Omit all images. Write out the rest of the material exactly.

Data entries:
:::

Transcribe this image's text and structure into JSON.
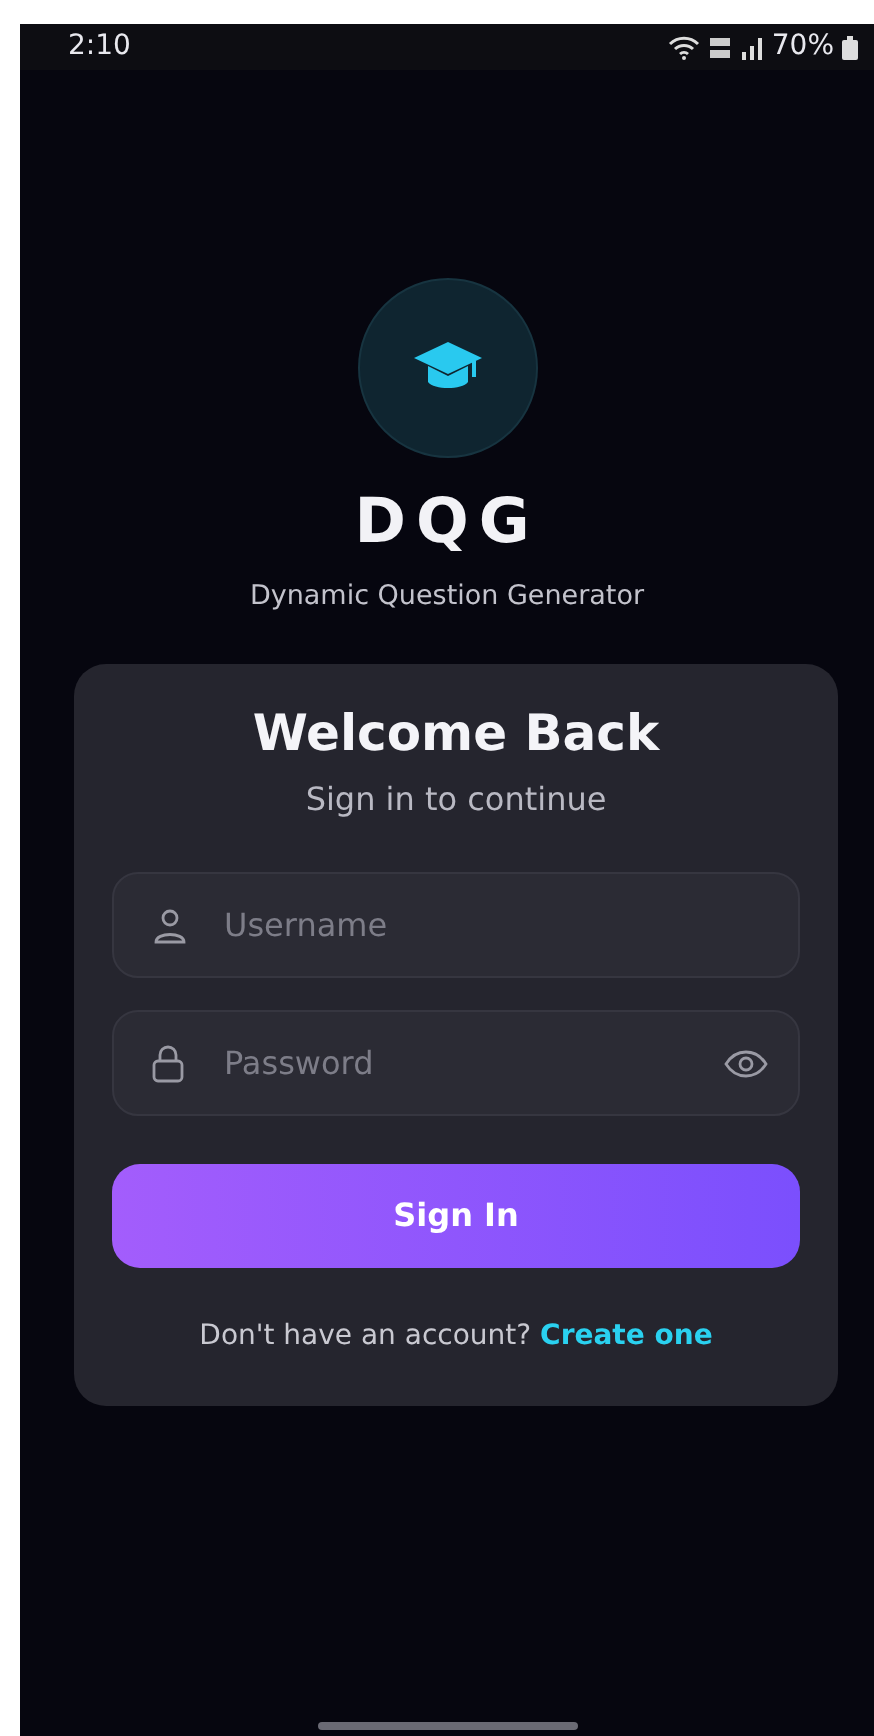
{
  "status_bar": {
    "time": "2:10",
    "battery": "70%"
  },
  "app": {
    "title": "DQG",
    "subtitle": "Dynamic Question Generator"
  },
  "card": {
    "heading": "Welcome Back",
    "subheading": "Sign in to continue",
    "fields": [
      {
        "kind": "text",
        "placeholder": "Username",
        "reveal_toggle": false
      },
      {
        "kind": "password",
        "placeholder": "Password",
        "reveal_toggle": true
      }
    ],
    "submit": "Sign In",
    "footer": {
      "text": "Don't have an account?",
      "link": "Create one"
    }
  }
}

:::

TASK ANSWER:
Transcribe this image's text and structure into JSON.
{
  "status_bar": {
    "time": "2:10",
    "battery": "70%"
  },
  "app": {
    "title": "DQG",
    "subtitle": "Dynamic Question Generator"
  },
  "card": {
    "heading": "Welcome Back",
    "subheading": "Sign in to continue",
    "fields": [
      {
        "kind": "text",
        "placeholder": "Username",
        "reveal_toggle": false
      },
      {
        "kind": "password",
        "placeholder": "Password",
        "reveal_toggle": true
      }
    ],
    "submit": "Sign In",
    "footer": {
      "text": "Don't have an account?",
      "link": "Create one"
    }
  }
}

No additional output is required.